▸ Brief
Your answer should be one number: how many lines of the records hold the string "Generate".

**********

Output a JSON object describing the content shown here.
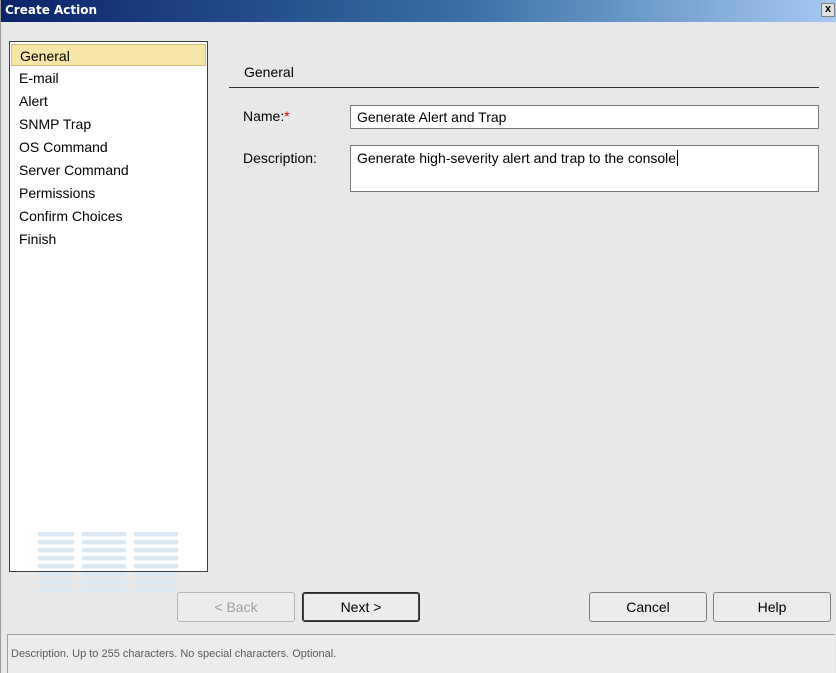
{
  "window": {
    "title": "Create Action",
    "close_label": "x"
  },
  "nav": {
    "items": [
      {
        "label": "General",
        "selected": true
      },
      {
        "label": "E-mail"
      },
      {
        "label": "Alert"
      },
      {
        "label": "SNMP Trap"
      },
      {
        "label": "OS Command"
      },
      {
        "label": "Server Command"
      },
      {
        "label": "Permissions"
      },
      {
        "label": "Confirm Choices"
      },
      {
        "label": "Finish"
      }
    ],
    "logo": "IBM"
  },
  "form": {
    "section_title": "General",
    "name_label": "Name:",
    "required_marker": "*",
    "name_value": "Generate Alert and Trap",
    "description_label": "Description:",
    "description_value": "Generate high-severity alert and trap to the console"
  },
  "buttons": {
    "back": "< Back",
    "next": "Next >",
    "cancel": "Cancel",
    "help": "Help"
  },
  "status": {
    "text": "Description. Up to 255 characters. No special characters. Optional."
  },
  "colors": {
    "selection": "#f8e6a8",
    "title_bar": "#0a246a",
    "required": "#cc0000"
  }
}
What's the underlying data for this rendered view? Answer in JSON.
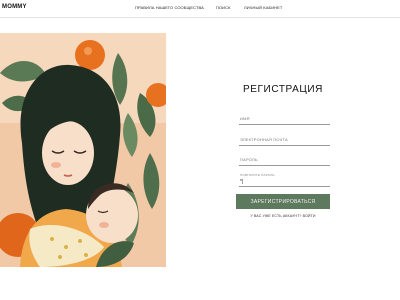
{
  "header": {
    "logo": "MOMMY",
    "nav": [
      {
        "label": "ПРАВИЛА НАШЕГО СООБЩЕСТВА"
      },
      {
        "label": "ПОИСК"
      },
      {
        "label": "ЛИЧНЫЙ КАБИНЕТ"
      }
    ]
  },
  "form": {
    "title": "РЕГИСТРАЦИЯ",
    "fields": {
      "name": {
        "placeholder": "ИМЯ"
      },
      "email": {
        "placeholder": "ЭЛЕКТРОННАЯ ПОЧТА"
      },
      "password": {
        "placeholder": "ПАРОЛЬ"
      },
      "confirm": {
        "label": "ПОВТОРИТЕ ПАРОЛЬ",
        "value": "*|"
      }
    },
    "submit_label": "ЗАРЕГИСТРИРОВАТЬСЯ",
    "login_prompt": "У ВАС УЖЕ ЕСТЬ АККАУНТ?",
    "login_link": "ВОЙТИ"
  },
  "colors": {
    "accent": "#5e7a5e",
    "illustration_bg": "#f3c8a3",
    "orange": "#e8711f",
    "leaf": "#4c6b4b",
    "hair": "#1f2c22"
  }
}
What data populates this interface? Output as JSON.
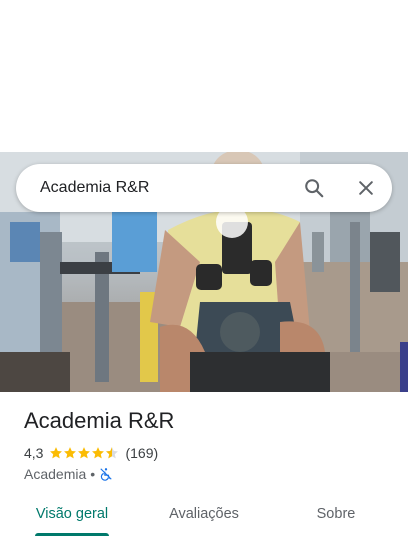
{
  "search": {
    "query": "Academia R&R",
    "search_icon": "search-icon",
    "close_icon": "close-icon"
  },
  "place": {
    "name": "Academia R&R",
    "rating": "4,3",
    "rating_value": 4.3,
    "rating_max": 5,
    "reviews_count": "(169)",
    "category": "Academia",
    "separator": "•",
    "accessibility_icon": "not-accessible-icon"
  },
  "tabs": [
    {
      "label": "Visão geral",
      "active": true
    },
    {
      "label": "Avaliações",
      "active": false
    },
    {
      "label": "Sobre",
      "active": false
    }
  ],
  "colors": {
    "accent": "#00796b",
    "star": "#fbbc04",
    "accessibility_icon": "#1a73e8"
  }
}
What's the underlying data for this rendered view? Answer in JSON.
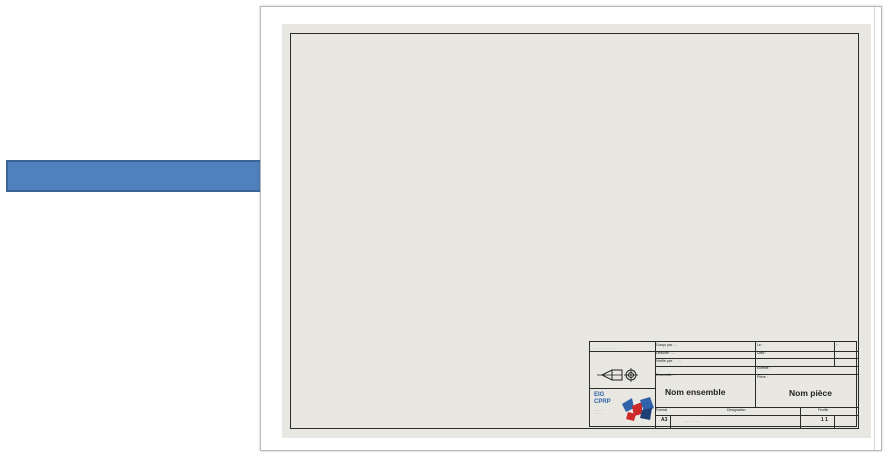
{
  "title_block": {
    "header_tiny": "··· ······ ·········· · ·",
    "fields": [
      {
        "label": "Conçu par :",
        "value": "..."
      },
      {
        "label": "Dessiné :",
        "value": "..."
      },
      {
        "label": "Vérifié par :",
        "value": "..."
      },
      {
        "label": "Ensemble :",
        "value": ""
      }
    ],
    "right_fields": [
      {
        "label": "Le :",
        "value": ""
      },
      {
        "label": "Date :",
        "value": ""
      },
      {
        "label": "Échelle :",
        "value": ""
      },
      {
        "label": "Pièce :",
        "value": ""
      }
    ],
    "assembly_name": "Nom ensemble",
    "part_name": "Nom pièce",
    "format_label": "Format",
    "format_value": "A3",
    "designation_label": "Désignation",
    "designation_value": "······· ········",
    "sheet_label": "Feuille",
    "sheet_value": "1 1",
    "logo_lines": [
      "EIG",
      "CPRP"
    ],
    "logo_small": "·· ····· ·\n···· · ··"
  },
  "colors": {
    "arrow_fill": "#4f81bd",
    "arrow_stroke": "#3a6496",
    "paper": "#e8e7e1",
    "logo_blue": "#2f62a8",
    "logo_red": "#cc2a2a"
  }
}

**********

▸ Exercise solution
2